## AIM
Rewrite the records from their first line through the line containing "toc-row <box>135 315 731 347</box>", changing each "toc-entry-number" to "toc-item-number" and leaving everything else as it is.

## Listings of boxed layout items
○ ○ ○

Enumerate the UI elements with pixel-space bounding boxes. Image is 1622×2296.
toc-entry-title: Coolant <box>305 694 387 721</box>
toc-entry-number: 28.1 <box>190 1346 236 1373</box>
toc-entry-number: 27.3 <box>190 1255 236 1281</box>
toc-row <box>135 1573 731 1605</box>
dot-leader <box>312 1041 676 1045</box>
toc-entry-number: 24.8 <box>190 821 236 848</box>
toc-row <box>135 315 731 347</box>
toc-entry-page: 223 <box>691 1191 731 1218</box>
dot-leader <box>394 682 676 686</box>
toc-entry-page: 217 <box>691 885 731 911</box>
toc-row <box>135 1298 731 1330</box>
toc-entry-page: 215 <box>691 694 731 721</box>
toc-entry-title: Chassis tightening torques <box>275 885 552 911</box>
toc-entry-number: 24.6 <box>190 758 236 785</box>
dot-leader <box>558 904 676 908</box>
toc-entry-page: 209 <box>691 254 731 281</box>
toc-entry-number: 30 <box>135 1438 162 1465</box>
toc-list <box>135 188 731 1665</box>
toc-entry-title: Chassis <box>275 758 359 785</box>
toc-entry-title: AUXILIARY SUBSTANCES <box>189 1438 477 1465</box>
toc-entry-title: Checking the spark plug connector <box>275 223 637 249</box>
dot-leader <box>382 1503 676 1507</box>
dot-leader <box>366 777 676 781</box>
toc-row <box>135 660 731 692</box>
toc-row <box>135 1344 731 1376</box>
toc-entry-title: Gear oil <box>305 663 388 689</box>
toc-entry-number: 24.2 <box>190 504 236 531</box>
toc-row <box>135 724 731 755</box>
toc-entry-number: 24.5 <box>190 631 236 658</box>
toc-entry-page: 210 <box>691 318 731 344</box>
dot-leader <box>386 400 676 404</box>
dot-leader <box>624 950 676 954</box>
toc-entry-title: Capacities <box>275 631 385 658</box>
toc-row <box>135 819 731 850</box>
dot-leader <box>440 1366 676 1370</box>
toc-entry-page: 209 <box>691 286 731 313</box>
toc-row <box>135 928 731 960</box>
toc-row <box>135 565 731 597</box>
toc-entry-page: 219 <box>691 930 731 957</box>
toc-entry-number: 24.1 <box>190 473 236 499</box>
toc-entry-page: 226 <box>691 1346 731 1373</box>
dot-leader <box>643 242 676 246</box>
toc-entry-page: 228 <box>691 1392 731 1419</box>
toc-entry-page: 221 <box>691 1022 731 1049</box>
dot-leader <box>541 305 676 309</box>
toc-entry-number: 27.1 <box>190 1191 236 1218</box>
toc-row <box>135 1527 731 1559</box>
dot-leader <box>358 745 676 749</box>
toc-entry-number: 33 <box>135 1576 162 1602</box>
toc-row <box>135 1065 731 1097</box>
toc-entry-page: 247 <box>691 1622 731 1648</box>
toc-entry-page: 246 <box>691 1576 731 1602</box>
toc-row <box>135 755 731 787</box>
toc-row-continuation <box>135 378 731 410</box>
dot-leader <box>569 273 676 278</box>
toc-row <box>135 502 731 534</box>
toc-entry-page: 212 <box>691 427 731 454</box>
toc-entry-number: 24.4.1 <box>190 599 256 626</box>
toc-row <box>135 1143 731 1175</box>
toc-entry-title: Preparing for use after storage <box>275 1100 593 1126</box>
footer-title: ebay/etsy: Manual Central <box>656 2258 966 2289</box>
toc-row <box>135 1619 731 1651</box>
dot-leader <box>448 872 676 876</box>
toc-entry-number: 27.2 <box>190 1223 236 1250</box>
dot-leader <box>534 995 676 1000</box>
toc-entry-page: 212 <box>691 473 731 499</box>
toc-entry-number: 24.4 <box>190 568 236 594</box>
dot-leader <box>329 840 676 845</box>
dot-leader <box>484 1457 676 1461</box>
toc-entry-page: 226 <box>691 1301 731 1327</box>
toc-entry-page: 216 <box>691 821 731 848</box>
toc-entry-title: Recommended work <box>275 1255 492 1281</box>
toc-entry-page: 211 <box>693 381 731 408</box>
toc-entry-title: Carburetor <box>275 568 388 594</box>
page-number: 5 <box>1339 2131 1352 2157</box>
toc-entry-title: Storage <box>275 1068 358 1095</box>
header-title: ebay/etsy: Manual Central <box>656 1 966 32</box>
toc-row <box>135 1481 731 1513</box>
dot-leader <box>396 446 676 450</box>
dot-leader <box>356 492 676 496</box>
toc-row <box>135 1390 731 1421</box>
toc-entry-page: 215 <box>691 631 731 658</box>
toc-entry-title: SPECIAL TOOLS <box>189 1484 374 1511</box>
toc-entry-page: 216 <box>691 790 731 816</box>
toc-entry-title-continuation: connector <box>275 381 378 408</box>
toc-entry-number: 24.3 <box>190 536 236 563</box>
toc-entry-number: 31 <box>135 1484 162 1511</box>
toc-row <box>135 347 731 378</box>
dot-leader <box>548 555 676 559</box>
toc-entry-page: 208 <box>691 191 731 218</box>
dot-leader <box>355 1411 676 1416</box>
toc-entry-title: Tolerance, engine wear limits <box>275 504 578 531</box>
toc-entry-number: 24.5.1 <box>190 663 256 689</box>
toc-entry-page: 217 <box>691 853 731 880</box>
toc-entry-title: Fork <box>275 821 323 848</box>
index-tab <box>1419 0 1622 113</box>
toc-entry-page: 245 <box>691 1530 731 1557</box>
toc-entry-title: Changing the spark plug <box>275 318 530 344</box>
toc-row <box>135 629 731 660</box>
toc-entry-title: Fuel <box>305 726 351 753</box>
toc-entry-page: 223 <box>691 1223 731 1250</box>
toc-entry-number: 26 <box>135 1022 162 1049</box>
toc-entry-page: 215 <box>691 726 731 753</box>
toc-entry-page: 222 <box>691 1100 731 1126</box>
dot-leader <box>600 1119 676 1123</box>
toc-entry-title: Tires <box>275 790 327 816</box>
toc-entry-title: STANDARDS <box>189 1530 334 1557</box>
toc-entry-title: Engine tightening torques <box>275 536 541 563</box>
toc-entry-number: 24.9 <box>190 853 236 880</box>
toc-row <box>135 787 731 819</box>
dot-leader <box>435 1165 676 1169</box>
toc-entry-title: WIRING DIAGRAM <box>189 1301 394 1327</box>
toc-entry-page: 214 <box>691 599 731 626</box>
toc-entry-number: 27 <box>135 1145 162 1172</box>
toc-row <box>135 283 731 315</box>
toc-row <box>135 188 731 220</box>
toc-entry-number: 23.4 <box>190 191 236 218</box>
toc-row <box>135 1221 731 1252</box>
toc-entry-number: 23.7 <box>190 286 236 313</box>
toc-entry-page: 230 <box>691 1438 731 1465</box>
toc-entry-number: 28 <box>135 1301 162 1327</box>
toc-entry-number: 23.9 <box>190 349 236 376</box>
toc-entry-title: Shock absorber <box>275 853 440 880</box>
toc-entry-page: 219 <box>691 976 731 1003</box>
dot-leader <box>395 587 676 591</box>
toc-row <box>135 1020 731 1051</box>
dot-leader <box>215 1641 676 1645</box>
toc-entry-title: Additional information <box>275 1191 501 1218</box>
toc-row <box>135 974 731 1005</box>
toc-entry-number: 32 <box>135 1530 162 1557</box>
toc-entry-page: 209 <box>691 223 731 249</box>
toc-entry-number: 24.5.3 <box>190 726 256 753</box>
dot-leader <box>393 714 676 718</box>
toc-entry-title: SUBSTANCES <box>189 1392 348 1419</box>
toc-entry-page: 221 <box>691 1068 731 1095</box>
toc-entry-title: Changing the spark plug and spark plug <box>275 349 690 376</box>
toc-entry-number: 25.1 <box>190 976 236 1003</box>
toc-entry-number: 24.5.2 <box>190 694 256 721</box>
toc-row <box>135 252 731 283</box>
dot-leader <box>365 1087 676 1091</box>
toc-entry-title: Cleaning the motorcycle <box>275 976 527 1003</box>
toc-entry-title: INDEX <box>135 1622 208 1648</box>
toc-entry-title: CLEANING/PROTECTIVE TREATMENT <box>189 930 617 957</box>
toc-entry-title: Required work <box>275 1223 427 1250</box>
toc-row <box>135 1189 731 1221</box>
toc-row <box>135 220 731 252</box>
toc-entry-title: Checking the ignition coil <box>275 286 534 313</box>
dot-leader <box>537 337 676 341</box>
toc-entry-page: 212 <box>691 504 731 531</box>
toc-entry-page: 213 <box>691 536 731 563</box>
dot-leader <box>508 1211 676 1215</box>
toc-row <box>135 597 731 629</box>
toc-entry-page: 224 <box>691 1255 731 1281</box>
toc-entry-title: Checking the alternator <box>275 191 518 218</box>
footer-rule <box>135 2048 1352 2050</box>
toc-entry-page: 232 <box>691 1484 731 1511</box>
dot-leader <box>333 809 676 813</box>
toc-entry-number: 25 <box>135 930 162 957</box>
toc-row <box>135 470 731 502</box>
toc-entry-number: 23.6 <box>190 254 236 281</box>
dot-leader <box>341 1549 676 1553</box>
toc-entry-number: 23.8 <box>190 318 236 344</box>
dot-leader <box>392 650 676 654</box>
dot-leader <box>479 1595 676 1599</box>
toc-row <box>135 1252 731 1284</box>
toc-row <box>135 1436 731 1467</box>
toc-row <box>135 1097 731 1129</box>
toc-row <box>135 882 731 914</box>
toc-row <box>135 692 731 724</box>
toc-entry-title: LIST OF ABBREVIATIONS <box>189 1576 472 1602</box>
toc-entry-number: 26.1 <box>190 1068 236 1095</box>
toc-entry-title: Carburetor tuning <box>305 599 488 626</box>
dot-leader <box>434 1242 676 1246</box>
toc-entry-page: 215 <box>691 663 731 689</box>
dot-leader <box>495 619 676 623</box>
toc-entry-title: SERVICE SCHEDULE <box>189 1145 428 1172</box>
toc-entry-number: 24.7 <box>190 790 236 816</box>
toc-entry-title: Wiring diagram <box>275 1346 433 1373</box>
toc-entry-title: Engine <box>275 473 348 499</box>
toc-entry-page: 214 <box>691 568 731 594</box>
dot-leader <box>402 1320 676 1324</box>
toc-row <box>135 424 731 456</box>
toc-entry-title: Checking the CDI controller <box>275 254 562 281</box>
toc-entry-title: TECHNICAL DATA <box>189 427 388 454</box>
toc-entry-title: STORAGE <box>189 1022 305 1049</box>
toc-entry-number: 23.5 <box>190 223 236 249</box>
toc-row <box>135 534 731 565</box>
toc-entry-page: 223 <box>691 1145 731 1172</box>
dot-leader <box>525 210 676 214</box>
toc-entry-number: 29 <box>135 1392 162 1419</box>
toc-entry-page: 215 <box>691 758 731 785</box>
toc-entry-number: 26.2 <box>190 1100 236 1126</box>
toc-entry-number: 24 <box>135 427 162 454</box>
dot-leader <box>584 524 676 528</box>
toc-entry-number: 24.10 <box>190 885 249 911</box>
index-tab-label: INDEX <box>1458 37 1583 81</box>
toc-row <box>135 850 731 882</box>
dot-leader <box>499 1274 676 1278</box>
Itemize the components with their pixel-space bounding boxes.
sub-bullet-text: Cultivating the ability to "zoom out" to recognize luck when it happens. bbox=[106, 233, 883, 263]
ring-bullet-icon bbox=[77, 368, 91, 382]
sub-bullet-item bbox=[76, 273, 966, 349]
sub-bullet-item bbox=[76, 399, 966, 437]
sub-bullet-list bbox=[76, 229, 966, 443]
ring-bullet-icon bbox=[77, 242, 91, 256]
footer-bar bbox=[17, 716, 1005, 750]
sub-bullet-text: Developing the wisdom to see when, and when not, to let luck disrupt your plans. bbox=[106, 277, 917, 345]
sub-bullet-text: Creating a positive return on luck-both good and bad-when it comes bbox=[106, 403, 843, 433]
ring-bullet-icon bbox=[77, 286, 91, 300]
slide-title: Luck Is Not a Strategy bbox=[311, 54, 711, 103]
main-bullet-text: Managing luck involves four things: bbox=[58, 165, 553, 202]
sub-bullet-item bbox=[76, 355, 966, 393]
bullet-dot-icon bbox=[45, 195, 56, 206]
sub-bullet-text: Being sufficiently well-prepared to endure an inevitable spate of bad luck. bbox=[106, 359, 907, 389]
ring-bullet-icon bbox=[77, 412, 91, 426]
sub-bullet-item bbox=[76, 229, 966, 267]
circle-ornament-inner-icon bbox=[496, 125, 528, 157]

○ ○ ○

## THE REPLY
Enumerate the UI elements with pixel-space bounding boxes. Image is 1622×2296.
toc-entry-title: Coolant <box>305 694 387 721</box>
toc-item-number: 28.1 <box>190 1346 236 1373</box>
toc-item-number: 27.3 <box>190 1255 236 1281</box>
toc-row <box>135 1573 731 1605</box>
dot-leader <box>312 1041 676 1045</box>
toc-item-number: 24.8 <box>190 821 236 848</box>
toc-row <box>135 315 731 347</box>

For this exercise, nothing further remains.